═══ Passage
The Trump administration certainly agrees. The July 2025 executive order expedites gas-powered AI data centers by simplifying environmental permits, providing financial incentives, and opening federal lands for projects utilizing natural gas, coal, or nuclear power — while explicitly excluding renewables from support.

Currently, most AI users remain largely unaware of the carbon footprint behind their impressive new tools for leisure and work. They are more concerned with capabilities like Sora 2 — OpenAI’s hyperrealistic video-generation product, which requires significantly more energy than a basic chatbot — than with the origin of the electricity.

The companies are relying on this. They have presented natural gas as the practical, unavoidable solution to AI’s escalating power demands. However, the speed and scale of this fossil fuel development warrant greater attention than they are receiving.

If this is a bubble, the consequences will be severe. The AI sector has become a self-destructive system of dependencies: OpenAI requires Microsoft, which requires Nvidia, which requires Broadcom, which requires Oracle, which requires data center operators, who in turn require OpenAI. They are all engaging in transactions with one another in a self-perpetuating cycle. The Financial Times noted this week that if the foundation collapses, there will be a substantial amount of expensive infrastructure left unused, both in digital form and in the form of gas-burning facilities.

The outlet stated that OpenAI’s ability to fulfill its obligations alone is “increasingly a concern for the broader economy.”

A crucial question that has been largely overlooked in the discussion is whether all this new capacity is even necessary. A Duke University study discovered that utilities typically only utilize 53% of their available capacity throughout the year. According to a report earlier this year by MIT Technology Review, this suggests substantial potential to accommodate new demand without constructing new power plants.
══════
═══ Data section
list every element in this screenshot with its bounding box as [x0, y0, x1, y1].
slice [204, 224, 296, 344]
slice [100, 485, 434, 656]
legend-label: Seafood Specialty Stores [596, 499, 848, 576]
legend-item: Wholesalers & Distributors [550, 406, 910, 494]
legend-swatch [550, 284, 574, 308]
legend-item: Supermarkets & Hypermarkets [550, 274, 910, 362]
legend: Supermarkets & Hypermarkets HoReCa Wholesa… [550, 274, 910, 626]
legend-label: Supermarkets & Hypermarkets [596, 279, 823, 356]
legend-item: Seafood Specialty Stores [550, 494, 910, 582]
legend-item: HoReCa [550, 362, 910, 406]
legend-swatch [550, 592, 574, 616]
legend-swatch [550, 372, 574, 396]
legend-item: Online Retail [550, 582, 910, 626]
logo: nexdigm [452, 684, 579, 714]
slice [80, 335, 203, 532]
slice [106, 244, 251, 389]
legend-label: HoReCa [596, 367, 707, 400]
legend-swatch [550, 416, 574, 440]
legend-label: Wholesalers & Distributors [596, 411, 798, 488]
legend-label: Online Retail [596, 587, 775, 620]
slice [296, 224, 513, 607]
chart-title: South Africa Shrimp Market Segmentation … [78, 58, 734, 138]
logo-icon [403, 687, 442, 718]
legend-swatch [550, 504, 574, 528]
══════
*The task*:
Pick up the passage on gas-fired power for AI data centers after its last sentence and carry it forward.

*Your response*:
The Duke researchers estimate that if data centers reduced electricity consumption by approximately half for a few hours during annual peak demand periods, utilities could manage an additional 76 gigawatts of new load. This would effectively absorb the 65 gigawatts that data centers are projected to require by 2029.

Such flexibility would enable companies to launch AI data centers more rapidly. More importantly, it could provide a respite from the urgency to construct natural gas infrastructure, allowing utilities time to develop cleaner alternatives.

However, according to Lehane and numerous others in the industry, this would mean ceding ground to an autocratic regime, so instead, the natural gas construction spree appears likely to burden regions with more fossil-fuel plants and leave residents with escalating electricity bills to finance current investments, even long after the tech companies’ contracts expire.

For example, Meta has guaranteed that it will cover Entergy’s costs for the new generation infrastructure in Louisiana for 15 years. Poolside’s lease with CoreWeave is for 15 years. What happens to customers when those contracts expire remains an unresolved issue.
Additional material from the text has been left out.